* Work to do *
Quote the data below in full, please, without altering anything.

_____

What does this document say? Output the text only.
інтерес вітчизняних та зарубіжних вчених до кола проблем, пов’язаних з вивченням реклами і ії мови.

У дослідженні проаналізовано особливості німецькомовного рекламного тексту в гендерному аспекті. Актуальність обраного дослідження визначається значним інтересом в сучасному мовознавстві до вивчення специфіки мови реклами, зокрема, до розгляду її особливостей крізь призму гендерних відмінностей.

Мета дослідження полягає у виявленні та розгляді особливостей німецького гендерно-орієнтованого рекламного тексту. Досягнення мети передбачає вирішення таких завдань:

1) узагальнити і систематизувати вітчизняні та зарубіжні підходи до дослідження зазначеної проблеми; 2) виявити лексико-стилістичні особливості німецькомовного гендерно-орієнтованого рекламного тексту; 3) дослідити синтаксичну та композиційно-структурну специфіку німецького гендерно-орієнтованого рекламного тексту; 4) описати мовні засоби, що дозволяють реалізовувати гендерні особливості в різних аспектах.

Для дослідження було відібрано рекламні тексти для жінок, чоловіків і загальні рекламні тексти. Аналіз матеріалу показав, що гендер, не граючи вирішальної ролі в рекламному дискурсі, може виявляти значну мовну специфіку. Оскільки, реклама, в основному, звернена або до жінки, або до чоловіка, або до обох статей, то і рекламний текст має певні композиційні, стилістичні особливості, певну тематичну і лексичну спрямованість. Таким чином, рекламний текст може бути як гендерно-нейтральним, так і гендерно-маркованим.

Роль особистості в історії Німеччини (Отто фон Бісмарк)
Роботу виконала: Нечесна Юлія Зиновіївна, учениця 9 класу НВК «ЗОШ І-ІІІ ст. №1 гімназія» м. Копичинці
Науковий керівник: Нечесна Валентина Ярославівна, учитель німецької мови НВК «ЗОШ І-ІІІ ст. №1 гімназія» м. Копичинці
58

_____

* Answer for the task *
What does this document say? Output the text only.
інтерес вітчизняних та зарубіжних вчених до кола проблем, пов’язаних з вивченням реклами і ії мови.

У дослідженні проаналізовано особливості німецькомовного рекламного тексту в гендерному аспекті. Актуальність обраного дослідження визначається значним інтересом в сучасному мовознавстві до вивчення специфіки мови реклами, зокрема, до розгляду її особливостей крізь призму гендерних відмінностей.

Мета дослідження полягає у виявленні та розгляді особливостей німецького гендерно-орієнтованого рекламного тексту. Досягнення мети передбачає вирішення таких завдань:

1) узагальнити і систематизувати вітчизняні та зарубіжні підходи до дослідження зазначеної проблеми; 2) виявити лексико-стилістичні особливості німецькомовного гендерно-орієнтованого рекламного тексту; 3) дослідити синтаксичну та композиційно-структурну специфіку німецького гендерно-орієнтованого рекламного тексту; 4) описати мовні засоби, що дозволяють реалізовувати гендерні особливості в різних аспектах.

Для дослідження було відібрано рекламні тексти для жінок, чоловіків і загальні рекламні тексти. Аналіз матеріалу показав, що гендер, не граючи вирішальної ролі в рекламному дискурсі, може виявляти значну мовну специфіку. Оскільки, реклама, в основному, звернена або до жінки, або до чоловіка, або до обох статей, то і рекламний текст має певні композиційні, стилістичні особливості, певну тематичну і лексичну спрямованість. Таким чином, рекламний текст може бути як гендерно-нейтральним, так і гендерно-маркованим.

Роль особистості в історії Німеччини (Отто фон Бісмарк)
Роботу виконала: Нечесна Юлія Зиновіївна, учениця 9 класу НВК «ЗОШ І-ІІІ ст. №1 гімназія» м. Копичинці
Науковий керівник: Нечесна Валентина Ярославівна, учитель німецької мови НВК «ЗОШ І-ІІІ ст. №1 гімназія» м. Копичинці
58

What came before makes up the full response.